▶ [Exercise requirements]:
Every line below that holds the string "General" should be copied out.

▶ [Supplied information]:
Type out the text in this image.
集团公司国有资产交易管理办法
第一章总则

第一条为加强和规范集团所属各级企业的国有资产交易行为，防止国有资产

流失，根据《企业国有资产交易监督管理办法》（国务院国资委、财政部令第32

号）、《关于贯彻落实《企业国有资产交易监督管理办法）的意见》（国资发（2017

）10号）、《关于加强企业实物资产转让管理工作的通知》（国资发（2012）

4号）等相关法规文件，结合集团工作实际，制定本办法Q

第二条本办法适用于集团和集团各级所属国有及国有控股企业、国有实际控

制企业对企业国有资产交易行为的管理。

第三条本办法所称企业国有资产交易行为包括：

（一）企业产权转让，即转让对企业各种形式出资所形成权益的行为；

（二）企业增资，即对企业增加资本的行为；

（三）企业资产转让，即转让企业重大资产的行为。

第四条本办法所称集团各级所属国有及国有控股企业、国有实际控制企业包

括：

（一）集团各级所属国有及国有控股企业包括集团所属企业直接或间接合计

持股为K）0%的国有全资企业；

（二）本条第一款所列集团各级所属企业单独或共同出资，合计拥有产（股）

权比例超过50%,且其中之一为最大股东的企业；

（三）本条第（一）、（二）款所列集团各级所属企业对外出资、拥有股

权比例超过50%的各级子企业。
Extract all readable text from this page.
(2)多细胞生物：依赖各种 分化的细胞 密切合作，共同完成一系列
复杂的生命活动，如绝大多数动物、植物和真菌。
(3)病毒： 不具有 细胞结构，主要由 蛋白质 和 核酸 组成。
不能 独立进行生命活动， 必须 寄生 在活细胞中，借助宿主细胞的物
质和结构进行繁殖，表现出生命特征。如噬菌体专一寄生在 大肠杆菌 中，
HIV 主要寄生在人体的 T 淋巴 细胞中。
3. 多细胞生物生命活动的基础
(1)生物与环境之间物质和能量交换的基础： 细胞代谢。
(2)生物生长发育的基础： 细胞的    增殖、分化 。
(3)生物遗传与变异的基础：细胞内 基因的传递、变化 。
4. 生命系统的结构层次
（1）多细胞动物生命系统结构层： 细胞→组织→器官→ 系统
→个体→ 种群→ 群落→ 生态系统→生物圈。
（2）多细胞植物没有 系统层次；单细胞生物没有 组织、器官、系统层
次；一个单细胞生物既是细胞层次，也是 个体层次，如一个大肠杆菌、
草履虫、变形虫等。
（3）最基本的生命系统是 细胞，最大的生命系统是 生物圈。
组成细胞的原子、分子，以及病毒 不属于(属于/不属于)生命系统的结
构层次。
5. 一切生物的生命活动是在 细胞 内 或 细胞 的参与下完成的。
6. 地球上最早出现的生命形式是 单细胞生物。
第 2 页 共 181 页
--
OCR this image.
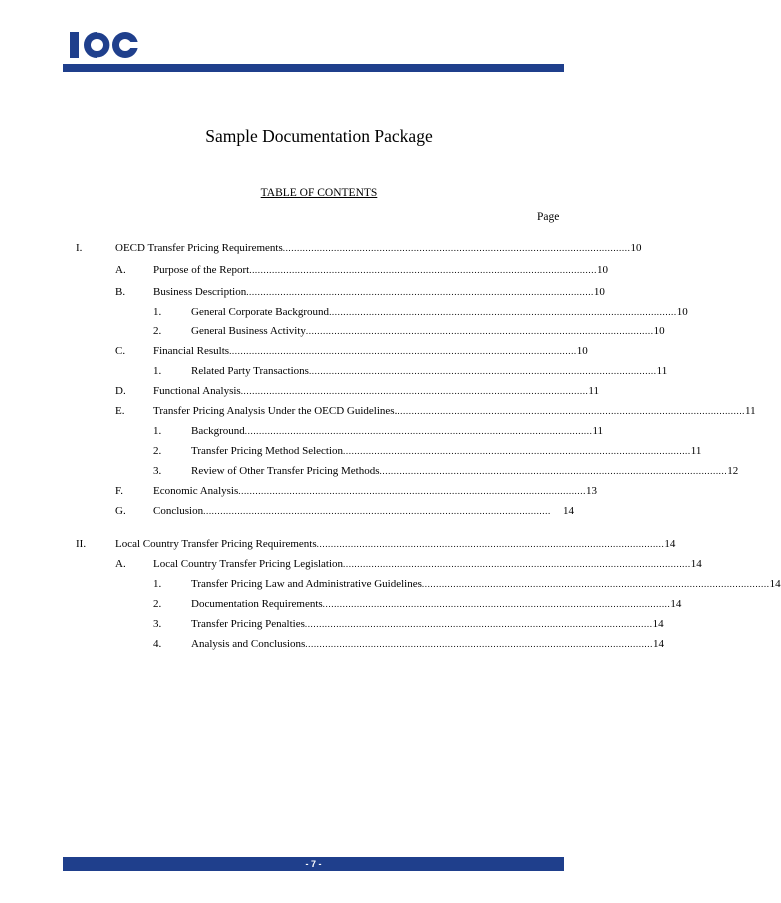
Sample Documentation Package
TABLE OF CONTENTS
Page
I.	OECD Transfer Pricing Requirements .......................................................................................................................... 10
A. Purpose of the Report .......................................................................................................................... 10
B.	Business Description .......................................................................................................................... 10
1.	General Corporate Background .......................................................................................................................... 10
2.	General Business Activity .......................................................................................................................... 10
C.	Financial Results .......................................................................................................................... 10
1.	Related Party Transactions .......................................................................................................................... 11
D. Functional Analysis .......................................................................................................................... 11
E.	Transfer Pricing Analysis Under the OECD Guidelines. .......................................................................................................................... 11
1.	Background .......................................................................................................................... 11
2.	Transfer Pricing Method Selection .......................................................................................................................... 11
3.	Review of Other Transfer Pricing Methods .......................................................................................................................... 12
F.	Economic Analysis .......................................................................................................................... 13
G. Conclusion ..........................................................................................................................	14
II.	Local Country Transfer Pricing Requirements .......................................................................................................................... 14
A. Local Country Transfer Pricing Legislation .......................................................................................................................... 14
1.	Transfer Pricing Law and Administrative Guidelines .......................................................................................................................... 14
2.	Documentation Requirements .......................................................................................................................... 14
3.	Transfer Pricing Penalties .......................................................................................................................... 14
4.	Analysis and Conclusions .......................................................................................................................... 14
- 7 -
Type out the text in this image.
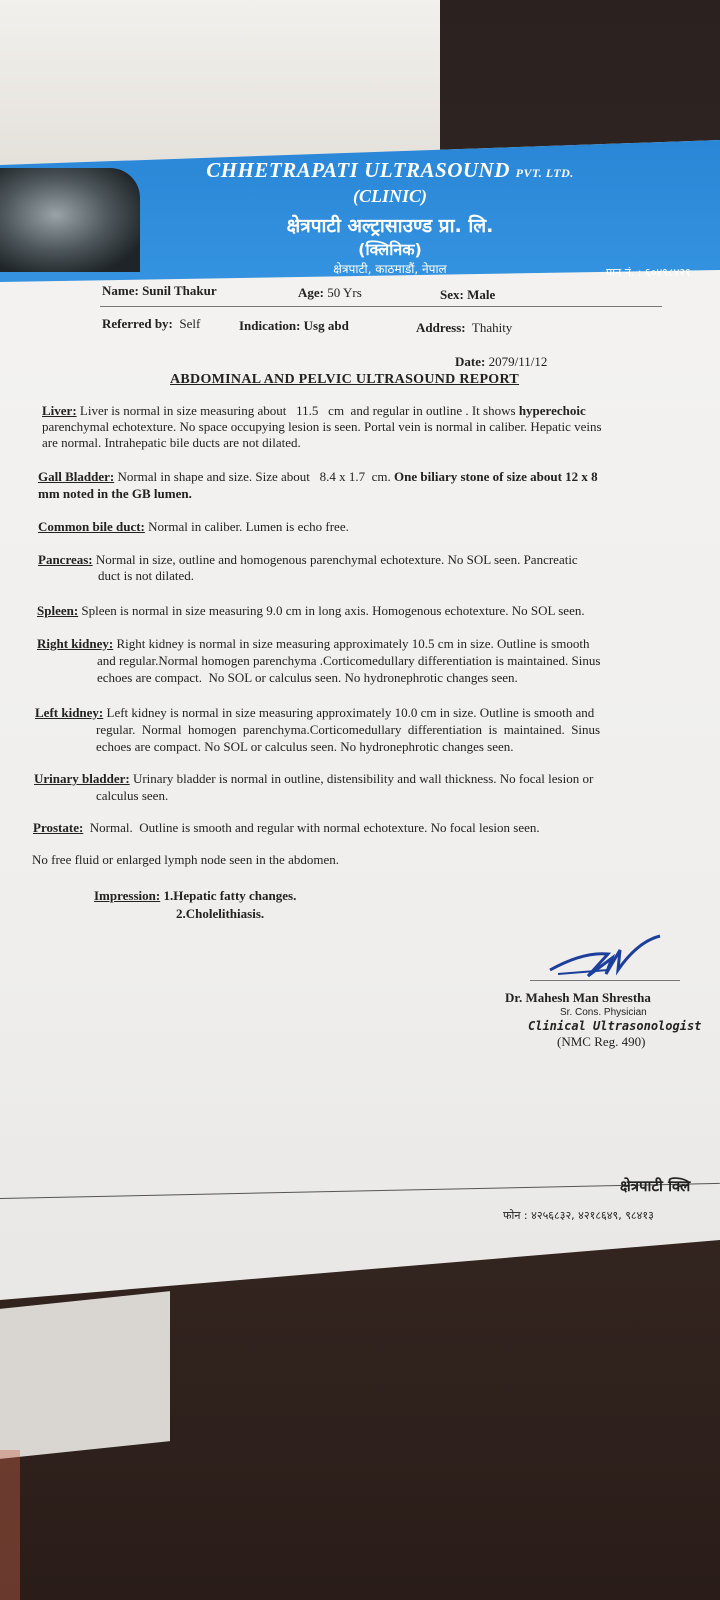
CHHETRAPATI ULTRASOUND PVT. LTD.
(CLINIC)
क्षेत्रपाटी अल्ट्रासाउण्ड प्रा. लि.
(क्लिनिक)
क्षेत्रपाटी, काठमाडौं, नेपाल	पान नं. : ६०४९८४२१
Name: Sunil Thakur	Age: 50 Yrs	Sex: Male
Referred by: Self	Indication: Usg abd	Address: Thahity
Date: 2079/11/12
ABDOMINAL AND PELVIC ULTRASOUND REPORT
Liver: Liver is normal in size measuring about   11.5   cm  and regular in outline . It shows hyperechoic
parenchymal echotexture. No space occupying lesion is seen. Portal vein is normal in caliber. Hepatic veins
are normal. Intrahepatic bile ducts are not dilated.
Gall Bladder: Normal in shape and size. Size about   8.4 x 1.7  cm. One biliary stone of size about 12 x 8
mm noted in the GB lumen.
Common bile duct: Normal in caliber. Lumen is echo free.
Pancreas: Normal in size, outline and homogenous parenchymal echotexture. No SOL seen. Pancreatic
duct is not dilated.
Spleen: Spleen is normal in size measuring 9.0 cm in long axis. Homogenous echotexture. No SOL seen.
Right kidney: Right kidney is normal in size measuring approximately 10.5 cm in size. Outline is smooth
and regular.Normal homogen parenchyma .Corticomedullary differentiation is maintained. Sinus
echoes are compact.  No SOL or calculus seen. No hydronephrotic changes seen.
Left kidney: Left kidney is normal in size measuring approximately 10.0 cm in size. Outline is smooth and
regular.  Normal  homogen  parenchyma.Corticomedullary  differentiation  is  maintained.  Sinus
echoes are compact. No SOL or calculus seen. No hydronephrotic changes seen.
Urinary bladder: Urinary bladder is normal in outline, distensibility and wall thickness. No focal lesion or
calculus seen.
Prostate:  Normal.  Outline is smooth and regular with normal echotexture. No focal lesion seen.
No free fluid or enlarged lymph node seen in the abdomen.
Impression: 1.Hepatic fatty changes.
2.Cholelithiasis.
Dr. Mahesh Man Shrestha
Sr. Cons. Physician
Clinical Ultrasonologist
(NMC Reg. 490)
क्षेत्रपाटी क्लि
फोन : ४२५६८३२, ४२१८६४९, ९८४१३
==
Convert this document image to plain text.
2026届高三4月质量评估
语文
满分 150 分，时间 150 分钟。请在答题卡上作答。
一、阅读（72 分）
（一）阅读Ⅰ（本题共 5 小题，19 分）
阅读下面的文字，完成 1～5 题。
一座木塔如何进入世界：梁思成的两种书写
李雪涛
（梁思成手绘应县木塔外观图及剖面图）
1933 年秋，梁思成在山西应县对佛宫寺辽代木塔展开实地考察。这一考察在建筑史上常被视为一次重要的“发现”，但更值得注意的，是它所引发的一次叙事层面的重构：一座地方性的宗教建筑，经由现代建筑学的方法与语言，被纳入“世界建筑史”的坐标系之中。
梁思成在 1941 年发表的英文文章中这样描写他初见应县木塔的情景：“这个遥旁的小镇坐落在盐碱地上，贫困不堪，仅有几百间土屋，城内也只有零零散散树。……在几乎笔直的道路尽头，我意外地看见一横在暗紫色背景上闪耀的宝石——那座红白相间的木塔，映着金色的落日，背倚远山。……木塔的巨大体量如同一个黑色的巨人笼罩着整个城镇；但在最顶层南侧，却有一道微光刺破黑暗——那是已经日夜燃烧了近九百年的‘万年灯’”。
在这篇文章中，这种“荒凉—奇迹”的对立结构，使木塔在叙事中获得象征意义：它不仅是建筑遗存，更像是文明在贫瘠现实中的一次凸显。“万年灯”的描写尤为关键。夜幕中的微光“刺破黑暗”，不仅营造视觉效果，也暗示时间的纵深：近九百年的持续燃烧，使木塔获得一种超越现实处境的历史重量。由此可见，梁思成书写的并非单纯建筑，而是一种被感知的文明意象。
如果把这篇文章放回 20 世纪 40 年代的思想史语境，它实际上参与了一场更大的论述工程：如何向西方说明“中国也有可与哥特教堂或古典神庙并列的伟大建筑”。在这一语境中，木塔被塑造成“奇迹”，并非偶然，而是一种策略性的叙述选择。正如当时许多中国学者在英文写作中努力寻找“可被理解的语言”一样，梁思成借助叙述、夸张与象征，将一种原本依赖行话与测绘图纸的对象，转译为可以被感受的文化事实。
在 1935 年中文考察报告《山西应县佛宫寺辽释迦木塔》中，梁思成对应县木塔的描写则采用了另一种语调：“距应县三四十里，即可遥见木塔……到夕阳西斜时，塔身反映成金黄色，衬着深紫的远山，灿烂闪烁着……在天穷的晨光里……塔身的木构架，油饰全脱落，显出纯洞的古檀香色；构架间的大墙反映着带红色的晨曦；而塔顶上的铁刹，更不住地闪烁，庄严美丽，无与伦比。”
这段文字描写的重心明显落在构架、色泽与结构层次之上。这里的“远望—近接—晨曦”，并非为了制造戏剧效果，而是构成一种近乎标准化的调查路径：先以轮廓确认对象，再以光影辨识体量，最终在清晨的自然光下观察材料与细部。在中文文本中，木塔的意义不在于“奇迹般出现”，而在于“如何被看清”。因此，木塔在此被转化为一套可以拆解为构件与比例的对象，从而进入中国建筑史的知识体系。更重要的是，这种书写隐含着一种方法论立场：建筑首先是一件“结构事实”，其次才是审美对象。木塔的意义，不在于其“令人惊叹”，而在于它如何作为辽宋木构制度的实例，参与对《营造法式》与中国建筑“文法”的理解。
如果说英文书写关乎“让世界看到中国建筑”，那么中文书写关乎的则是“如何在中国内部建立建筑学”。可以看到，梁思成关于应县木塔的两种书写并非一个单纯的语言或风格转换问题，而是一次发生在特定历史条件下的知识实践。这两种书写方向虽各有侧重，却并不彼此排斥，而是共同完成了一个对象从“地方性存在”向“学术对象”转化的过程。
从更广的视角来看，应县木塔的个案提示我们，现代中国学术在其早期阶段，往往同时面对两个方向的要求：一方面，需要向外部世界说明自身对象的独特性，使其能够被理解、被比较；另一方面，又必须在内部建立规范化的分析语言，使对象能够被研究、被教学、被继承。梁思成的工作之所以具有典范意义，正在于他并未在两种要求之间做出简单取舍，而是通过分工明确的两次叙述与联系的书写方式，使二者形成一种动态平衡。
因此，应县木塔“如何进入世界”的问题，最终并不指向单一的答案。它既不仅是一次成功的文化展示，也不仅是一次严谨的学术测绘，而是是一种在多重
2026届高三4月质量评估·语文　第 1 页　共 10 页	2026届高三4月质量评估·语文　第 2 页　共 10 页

▶ [Solution for this exercise]:
1.	General Corporate Background .......................................................................................................................... 10
2.	General Business Activity .......................................................................................................................... 10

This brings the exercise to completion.